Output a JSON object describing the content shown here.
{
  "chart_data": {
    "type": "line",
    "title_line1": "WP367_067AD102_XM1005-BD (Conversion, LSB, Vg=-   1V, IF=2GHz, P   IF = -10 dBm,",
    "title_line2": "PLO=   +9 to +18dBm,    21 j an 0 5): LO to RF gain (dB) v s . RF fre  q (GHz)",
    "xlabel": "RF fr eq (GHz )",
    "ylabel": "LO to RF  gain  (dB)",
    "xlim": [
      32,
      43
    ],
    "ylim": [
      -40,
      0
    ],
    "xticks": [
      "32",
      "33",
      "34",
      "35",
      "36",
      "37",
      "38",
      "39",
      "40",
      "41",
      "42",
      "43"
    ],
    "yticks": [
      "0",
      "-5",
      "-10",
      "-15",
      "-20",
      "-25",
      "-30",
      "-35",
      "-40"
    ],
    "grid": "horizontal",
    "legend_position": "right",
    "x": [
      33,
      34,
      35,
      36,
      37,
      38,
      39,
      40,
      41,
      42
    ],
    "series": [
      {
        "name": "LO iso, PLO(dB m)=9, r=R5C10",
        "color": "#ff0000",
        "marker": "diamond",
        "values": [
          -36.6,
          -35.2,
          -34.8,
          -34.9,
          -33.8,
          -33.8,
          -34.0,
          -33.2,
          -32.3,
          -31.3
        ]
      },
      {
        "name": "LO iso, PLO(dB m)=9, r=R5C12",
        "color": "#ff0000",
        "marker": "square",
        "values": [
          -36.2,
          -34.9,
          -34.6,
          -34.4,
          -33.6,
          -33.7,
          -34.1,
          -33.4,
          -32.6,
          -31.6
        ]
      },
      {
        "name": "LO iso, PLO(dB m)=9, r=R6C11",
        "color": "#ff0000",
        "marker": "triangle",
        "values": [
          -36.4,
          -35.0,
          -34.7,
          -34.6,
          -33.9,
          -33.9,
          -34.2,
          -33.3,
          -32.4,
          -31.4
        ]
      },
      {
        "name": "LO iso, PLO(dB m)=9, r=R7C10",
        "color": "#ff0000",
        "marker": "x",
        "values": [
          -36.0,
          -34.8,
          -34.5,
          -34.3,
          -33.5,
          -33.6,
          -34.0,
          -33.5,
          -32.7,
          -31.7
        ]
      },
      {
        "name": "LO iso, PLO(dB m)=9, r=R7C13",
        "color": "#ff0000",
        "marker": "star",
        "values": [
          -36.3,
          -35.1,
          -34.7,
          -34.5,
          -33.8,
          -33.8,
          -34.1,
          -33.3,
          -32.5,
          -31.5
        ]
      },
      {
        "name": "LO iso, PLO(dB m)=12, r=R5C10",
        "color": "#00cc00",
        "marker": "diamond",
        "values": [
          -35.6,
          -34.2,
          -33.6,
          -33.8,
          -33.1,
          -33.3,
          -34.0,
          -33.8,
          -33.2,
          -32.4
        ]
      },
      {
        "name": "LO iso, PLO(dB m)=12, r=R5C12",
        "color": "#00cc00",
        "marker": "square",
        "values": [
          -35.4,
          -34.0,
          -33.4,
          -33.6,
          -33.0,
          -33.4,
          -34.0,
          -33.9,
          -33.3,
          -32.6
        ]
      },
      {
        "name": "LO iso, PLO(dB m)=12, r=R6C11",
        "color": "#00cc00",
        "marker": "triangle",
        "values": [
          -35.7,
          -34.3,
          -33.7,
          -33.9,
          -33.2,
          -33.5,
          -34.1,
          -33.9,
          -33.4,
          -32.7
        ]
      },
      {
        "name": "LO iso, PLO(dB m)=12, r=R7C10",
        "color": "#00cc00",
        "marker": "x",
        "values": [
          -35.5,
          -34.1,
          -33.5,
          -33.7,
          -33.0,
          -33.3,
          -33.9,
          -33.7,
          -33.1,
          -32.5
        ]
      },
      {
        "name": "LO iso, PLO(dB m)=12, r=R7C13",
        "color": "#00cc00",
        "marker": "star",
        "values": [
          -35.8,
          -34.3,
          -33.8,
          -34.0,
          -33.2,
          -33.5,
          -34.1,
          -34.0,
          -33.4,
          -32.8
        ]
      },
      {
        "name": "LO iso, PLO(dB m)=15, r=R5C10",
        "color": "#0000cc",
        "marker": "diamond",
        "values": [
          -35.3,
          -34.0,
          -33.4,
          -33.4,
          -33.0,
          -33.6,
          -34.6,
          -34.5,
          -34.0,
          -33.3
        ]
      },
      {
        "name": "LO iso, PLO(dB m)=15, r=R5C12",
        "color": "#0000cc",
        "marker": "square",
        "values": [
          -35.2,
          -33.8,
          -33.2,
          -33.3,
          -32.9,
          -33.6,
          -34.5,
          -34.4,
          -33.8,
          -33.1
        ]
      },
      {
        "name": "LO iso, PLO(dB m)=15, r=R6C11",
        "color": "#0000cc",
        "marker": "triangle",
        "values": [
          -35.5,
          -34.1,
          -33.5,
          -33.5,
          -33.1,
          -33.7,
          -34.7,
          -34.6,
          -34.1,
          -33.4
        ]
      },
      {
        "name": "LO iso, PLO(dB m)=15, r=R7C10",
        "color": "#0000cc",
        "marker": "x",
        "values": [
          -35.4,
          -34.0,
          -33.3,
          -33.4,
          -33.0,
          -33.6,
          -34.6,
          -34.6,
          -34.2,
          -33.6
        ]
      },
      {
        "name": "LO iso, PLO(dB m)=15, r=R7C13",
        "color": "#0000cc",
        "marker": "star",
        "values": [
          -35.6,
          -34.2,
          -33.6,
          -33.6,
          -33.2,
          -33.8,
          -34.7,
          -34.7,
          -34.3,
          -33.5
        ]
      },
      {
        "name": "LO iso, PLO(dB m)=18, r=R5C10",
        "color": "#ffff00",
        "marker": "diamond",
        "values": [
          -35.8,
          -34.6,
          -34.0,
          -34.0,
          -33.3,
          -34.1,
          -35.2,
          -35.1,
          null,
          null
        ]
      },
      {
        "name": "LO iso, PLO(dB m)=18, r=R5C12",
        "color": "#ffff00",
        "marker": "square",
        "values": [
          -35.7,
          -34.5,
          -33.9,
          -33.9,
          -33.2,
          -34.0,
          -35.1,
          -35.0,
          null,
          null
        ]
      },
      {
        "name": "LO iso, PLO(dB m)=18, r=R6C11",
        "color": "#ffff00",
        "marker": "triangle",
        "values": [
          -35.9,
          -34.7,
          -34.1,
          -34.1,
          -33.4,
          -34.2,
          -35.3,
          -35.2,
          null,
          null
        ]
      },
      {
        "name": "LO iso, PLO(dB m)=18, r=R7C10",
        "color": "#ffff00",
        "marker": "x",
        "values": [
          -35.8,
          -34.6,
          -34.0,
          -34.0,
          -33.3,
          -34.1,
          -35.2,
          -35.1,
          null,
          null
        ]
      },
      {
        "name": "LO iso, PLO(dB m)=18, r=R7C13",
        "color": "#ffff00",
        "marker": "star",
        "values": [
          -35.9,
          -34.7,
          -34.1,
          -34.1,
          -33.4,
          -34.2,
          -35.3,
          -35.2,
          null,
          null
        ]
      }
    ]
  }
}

----

* Task prompt
Write the complete data out, exactly as above.

* Task response
Output a JSON object describing the content shown here.
{
  "chart_data": {
    "type": "line",
    "title_line1": "WP367_067AD102_XM1005-BD (Conversion, LSB, Vg=-   1V, IF=2GHz, P   IF = -10 dBm,",
    "title_line2": "PLO=   +9 to +18dBm,    21 j an 0 5): LO to RF gain (dB) v s . RF fre  q (GHz)",
    "xlabel": "RF fr eq (GHz )",
    "ylabel": "LO to RF  gain  (dB)",
    "xlim": [
      32,
      43
    ],
    "ylim": [
      -40,
      0
    ],
    "xticks": [
      "32",
      "33",
      "34",
      "35",
      "36",
      "37",
      "38",
      "39",
      "40",
      "41",
      "42",
      "43"
    ],
    "yticks": [
      "0",
      "-5",
      "-10",
      "-15",
      "-20",
      "-25",
      "-30",
      "-35",
      "-40"
    ],
    "grid": "horizontal",
    "legend_position": "right",
    "x": [
      33,
      34,
      35,
      36,
      37,
      38,
      39,
      40,
      41,
      42
    ],
    "series": [
      {
        "name": "LO iso, PLO(dB m)=9, r=R5C10",
        "color": "#ff0000",
        "marker": "diamond",
        "values": [
          -36.6,
          -35.2,
          -34.8,
          -34.9,
          -33.8,
          -33.8,
          -34.0,
          -33.2,
          -32.3,
          -31.3
        ]
      },
      {
        "name": "LO iso, PLO(dB m)=9, r=R5C12",
        "color": "#ff0000",
        "marker": "square",
        "values": [
          -36.2,
          -34.9,
          -34.6,
          -34.4,
          -33.6,
          -33.7,
          -34.1,
          -33.4,
          -32.6,
          -31.6
        ]
      },
      {
        "name": "LO iso, PLO(dB m)=9, r=R6C11",
        "color": "#ff0000",
        "marker": "triangle",
        "values": [
          -36.4,
          -35.0,
          -34.7,
          -34.6,
          -33.9,
          -33.9,
          -34.2,
          -33.3,
          -32.4,
          -31.4
        ]
      },
      {
        "name": "LO iso, PLO(dB m)=9, r=R7C10",
        "color": "#ff0000",
        "marker": "x",
        "values": [
          -36.0,
          -34.8,
          -34.5,
          -34.3,
          -33.5,
          -33.6,
          -34.0,
          -33.5,
          -32.7,
          -31.7
        ]
      },
      {
        "name": "LO iso, PLO(dB m)=9, r=R7C13",
        "color": "#ff0000",
        "marker": "star",
        "values": [
          -36.3,
          -35.1,
          -34.7,
          -34.5,
          -33.8,
          -33.8,
          -34.1,
          -33.3,
          -32.5,
          -31.5
        ]
      },
      {
        "name": "LO iso, PLO(dB m)=12, r=R5C10",
        "color": "#00cc00",
        "marker": "diamond",
        "values": [
          -35.6,
          -34.2,
          -33.6,
          -33.8,
          -33.1,
          -33.3,
          -34.0,
          -33.8,
          -33.2,
          -32.4
        ]
      },
      {
        "name": "LO iso, PLO(dB m)=12, r=R5C12",
        "color": "#00cc00",
        "marker": "square",
        "values": [
          -35.4,
          -34.0,
          -33.4,
          -33.6,
          -33.0,
          -33.4,
          -34.0,
          -33.9,
          -33.3,
          -32.6
        ]
      },
      {
        "name": "LO iso, PLO(dB m)=12, r=R6C11",
        "color": "#00cc00",
        "marker": "triangle",
        "values": [
          -35.7,
          -34.3,
          -33.7,
          -33.9,
          -33.2,
          -33.5,
          -34.1,
          -33.9,
          -33.4,
          -32.7
        ]
      },
      {
        "name": "LO iso, PLO(dB m)=12, r=R7C10",
        "color": "#00cc00",
        "marker": "x",
        "values": [
          -35.5,
          -34.1,
          -33.5,
          -33.7,
          -33.0,
          -33.3,
          -33.9,
          -33.7,
          -33.1,
          -32.5
        ]
      },
      {
        "name": "LO iso, PLO(dB m)=12, r=R7C13",
        "color": "#00cc00",
        "marker": "star",
        "values": [
          -35.8,
          -34.3,
          -33.8,
          -34.0,
          -33.2,
          -33.5,
          -34.1,
          -34.0,
          -33.4,
          -32.8
        ]
      },
      {
        "name": "LO iso, PLO(dB m)=15, r=R5C10",
        "color": "#0000cc",
        "marker": "diamond",
        "values": [
          -35.3,
          -34.0,
          -33.4,
          -33.4,
          -33.0,
          -33.6,
          -34.6,
          -34.5,
          -34.0,
          -33.3
        ]
      },
      {
        "name": "LO iso, PLO(dB m)=15, r=R5C12",
        "color": "#0000cc",
        "marker": "square",
        "values": [
          -35.2,
          -33.8,
          -33.2,
          -33.3,
          -32.9,
          -33.6,
          -34.5,
          -34.4,
          -33.8,
          -33.1
        ]
      },
      {
        "name": "LO iso, PLO(dB m)=15, r=R6C11",
        "color": "#0000cc",
        "marker": "triangle",
        "values": [
          -35.5,
          -34.1,
          -33.5,
          -33.5,
          -33.1,
          -33.7,
          -34.7,
          -34.6,
          -34.1,
          -33.4
        ]
      },
      {
        "name": "LO iso, PLO(dB m)=15, r=R7C10",
        "color": "#0000cc",
        "marker": "x",
        "values": [
          -35.4,
          -34.0,
          -33.3,
          -33.4,
          -33.0,
          -33.6,
          -34.6,
          -34.6,
          -34.2,
          -33.6
        ]
      },
      {
        "name": "LO iso, PLO(dB m)=15, r=R7C13",
        "color": "#0000cc",
        "marker": "star",
        "values": [
          -35.6,
          -34.2,
          -33.6,
          -33.6,
          -33.2,
          -33.8,
          -34.7,
          -34.7,
          -34.3,
          -33.5
        ]
      },
      {
        "name": "LO iso, PLO(dB m)=18, r=R5C10",
        "color": "#ffff00",
        "marker": "diamond",
        "values": [
          -35.8,
          -34.6,
          -34.0,
          -34.0,
          -33.3,
          -34.1,
          -35.2,
          -35.1,
          null,
          null
        ]
      },
      {
        "name": "LO iso, PLO(dB m)=18, r=R5C12",
        "color": "#ffff00",
        "marker": "square",
        "values": [
          -35.7,
          -34.5,
          -33.9,
          -33.9,
          -33.2,
          -34.0,
          -35.1,
          -35.0,
          null,
          null
        ]
      },
      {
        "name": "LO iso, PLO(dB m)=18, r=R6C11",
        "color": "#ffff00",
        "marker": "triangle",
        "values": [
          -35.9,
          -34.7,
          -34.1,
          -34.1,
          -33.4,
          -34.2,
          -35.3,
          -35.2,
          null,
          null
        ]
      },
      {
        "name": "LO iso, PLO(dB m)=18, r=R7C10",
        "color": "#ffff00",
        "marker": "x",
        "values": [
          -35.8,
          -34.6,
          -34.0,
          -34.0,
          -33.3,
          -34.1,
          -35.2,
          -35.1,
          null,
          null
        ]
      },
      {
        "name": "LO iso, PLO(dB m)=18, r=R7C13",
        "color": "#ffff00",
        "marker": "star",
        "values": [
          -35.9,
          -34.7,
          -34.1,
          -34.1,
          -33.4,
          -34.2,
          -35.3,
          -35.2,
          null,
          null
        ]
      }
    ]
  }
}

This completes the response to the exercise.